Goal
Where a line holds the word "anomaly", copy that line.

━━━━━ Dataset

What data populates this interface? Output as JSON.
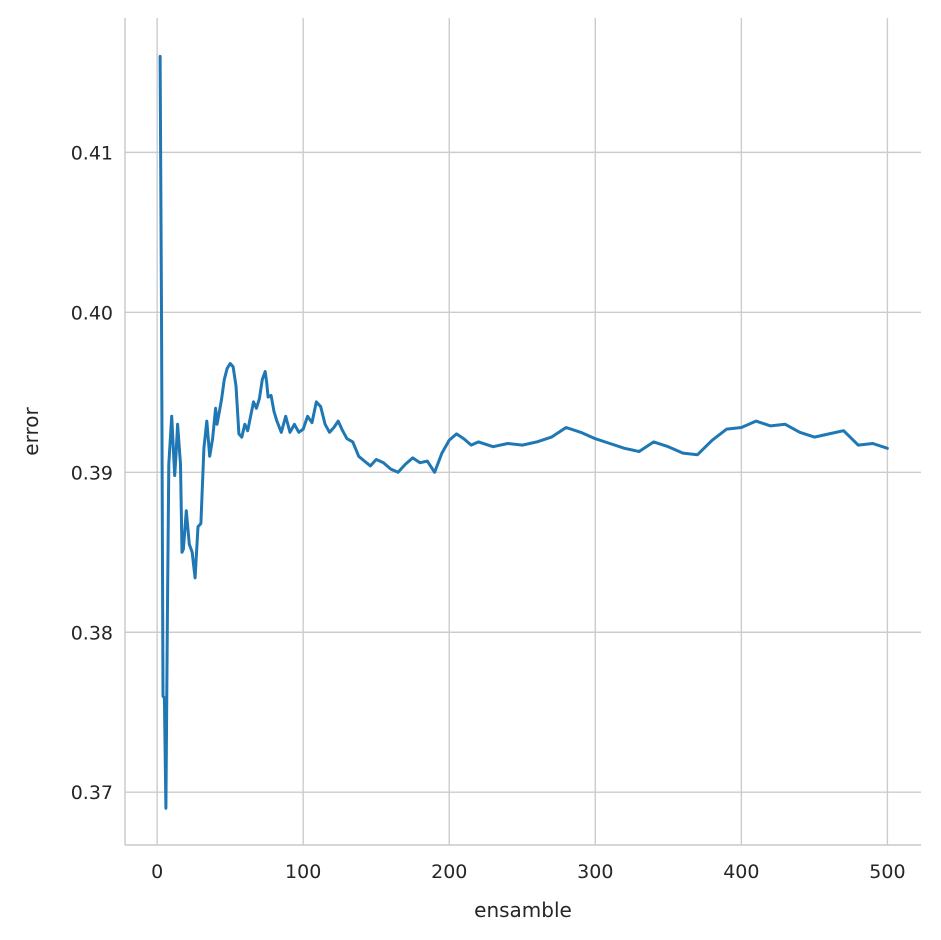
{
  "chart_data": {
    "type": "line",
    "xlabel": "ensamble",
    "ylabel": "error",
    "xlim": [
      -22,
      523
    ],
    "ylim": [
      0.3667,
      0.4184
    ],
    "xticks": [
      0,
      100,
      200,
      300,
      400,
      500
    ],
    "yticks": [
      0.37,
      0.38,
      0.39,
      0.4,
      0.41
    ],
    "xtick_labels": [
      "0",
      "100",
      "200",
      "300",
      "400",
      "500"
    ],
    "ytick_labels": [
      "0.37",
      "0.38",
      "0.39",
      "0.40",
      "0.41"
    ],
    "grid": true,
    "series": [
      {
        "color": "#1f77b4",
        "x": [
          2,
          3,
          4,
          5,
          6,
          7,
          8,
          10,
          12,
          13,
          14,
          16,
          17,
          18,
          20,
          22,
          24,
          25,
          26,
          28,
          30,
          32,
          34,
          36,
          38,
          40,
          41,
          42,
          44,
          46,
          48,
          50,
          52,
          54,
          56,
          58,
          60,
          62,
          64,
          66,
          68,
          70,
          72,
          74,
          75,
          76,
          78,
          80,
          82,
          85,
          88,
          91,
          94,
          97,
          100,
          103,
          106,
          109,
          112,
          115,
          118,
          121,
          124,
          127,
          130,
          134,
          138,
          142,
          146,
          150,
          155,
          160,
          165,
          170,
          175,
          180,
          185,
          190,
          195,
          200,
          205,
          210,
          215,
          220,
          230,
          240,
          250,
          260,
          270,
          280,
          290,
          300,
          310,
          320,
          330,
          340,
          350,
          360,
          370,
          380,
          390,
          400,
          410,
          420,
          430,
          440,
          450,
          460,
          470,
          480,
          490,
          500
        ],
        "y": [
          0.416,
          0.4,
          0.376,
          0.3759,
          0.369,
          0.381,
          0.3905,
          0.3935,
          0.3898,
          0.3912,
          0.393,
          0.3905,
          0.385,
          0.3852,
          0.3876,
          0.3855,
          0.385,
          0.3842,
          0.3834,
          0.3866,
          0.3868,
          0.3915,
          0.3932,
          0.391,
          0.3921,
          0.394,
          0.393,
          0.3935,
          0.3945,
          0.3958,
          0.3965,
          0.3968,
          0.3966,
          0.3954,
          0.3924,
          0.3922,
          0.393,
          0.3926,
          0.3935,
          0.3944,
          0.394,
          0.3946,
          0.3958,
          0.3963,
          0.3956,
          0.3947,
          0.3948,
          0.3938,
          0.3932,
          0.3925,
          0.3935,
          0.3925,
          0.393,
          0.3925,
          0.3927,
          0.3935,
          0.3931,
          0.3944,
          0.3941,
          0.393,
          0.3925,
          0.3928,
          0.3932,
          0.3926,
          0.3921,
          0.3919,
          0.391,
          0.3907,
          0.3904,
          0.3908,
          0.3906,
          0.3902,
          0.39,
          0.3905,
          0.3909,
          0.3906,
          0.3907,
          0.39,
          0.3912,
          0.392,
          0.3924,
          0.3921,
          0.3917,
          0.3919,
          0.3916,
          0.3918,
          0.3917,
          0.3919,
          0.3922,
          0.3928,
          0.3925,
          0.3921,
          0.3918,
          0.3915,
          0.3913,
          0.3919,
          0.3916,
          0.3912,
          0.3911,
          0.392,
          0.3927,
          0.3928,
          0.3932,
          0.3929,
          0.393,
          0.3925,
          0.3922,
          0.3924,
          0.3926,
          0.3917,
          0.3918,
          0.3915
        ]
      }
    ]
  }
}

━━━━━━━━━━
━━━━━ Dataset

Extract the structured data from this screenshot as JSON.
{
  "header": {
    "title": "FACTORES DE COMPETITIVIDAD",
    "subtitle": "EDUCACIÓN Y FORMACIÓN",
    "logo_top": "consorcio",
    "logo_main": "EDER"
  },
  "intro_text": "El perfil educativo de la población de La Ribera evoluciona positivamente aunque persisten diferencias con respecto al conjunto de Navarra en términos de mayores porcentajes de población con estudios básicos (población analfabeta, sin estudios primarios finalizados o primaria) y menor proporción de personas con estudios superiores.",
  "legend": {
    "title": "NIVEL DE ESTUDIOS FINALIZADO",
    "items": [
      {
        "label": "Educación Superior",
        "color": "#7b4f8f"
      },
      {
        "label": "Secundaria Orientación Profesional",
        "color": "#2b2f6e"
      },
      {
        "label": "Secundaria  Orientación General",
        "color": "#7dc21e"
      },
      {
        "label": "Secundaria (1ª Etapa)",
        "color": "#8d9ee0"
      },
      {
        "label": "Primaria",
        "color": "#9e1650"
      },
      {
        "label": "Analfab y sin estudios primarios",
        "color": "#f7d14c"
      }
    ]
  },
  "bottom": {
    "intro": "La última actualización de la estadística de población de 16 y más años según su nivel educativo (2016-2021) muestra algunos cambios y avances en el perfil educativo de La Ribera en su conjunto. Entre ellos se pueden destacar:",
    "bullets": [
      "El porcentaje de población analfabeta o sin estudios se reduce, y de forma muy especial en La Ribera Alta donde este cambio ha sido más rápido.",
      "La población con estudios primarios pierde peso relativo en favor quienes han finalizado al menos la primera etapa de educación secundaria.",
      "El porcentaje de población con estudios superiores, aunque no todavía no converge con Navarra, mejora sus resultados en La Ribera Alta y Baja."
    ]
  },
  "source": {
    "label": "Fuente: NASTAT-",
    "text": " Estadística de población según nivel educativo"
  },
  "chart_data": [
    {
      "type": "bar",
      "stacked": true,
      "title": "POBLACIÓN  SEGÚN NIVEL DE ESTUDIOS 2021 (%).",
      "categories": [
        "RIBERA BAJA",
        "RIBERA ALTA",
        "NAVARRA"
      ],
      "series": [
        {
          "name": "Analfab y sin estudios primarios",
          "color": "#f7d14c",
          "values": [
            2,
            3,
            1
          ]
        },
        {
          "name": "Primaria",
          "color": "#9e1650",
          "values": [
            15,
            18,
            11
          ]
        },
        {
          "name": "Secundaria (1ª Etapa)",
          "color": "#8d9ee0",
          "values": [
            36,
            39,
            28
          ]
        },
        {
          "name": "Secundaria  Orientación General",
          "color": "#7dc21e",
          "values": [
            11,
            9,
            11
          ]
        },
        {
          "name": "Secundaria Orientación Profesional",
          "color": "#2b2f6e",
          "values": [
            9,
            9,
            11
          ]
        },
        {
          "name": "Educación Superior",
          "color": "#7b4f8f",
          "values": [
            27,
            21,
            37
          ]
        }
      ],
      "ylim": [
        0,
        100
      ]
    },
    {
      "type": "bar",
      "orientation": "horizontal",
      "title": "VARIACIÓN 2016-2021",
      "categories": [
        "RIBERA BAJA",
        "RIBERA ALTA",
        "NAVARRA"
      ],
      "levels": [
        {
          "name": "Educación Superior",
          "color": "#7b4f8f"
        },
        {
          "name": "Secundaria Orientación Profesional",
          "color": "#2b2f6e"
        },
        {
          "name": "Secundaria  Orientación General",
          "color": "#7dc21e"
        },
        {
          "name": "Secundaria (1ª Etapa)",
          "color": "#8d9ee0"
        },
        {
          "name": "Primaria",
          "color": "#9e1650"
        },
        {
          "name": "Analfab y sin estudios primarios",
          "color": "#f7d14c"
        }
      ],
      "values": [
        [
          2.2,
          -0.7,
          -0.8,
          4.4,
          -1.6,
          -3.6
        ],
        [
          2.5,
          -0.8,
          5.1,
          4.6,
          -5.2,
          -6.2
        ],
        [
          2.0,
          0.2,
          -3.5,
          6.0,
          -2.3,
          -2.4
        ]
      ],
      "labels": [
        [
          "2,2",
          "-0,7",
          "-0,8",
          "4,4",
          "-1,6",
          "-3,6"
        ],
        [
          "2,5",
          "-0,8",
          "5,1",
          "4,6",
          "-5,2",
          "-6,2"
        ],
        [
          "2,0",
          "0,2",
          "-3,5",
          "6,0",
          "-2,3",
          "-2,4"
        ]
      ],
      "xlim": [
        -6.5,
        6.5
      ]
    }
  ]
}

━━━━━━━━━━
━━━━━ Dataset

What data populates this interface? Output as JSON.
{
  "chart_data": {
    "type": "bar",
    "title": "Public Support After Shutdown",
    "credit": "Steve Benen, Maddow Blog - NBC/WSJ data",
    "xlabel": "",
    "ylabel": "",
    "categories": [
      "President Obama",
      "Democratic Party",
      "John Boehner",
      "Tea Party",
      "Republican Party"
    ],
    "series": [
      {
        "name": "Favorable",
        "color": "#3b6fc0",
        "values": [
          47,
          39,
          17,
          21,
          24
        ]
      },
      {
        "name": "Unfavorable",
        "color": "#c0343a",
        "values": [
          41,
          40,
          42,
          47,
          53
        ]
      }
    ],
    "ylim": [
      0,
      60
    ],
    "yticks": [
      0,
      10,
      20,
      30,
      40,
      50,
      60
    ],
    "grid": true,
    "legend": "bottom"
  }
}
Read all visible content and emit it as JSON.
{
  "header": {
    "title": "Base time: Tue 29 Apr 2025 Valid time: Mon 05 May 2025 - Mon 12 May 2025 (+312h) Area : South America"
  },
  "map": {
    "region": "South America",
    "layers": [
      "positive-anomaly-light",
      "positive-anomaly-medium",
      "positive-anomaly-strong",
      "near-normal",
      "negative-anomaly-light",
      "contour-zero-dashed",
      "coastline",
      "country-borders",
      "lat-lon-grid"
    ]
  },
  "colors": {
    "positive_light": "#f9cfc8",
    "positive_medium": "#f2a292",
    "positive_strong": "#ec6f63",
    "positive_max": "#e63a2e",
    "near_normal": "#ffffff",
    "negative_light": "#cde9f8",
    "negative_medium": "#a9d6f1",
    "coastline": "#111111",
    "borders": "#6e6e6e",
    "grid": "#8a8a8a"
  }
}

━━━━━━━━━━

Solved exercise
      "positive-anomaly-light",
      "positive-anomaly-medium",
      "positive-anomaly-strong",
      "negative-anomaly-light",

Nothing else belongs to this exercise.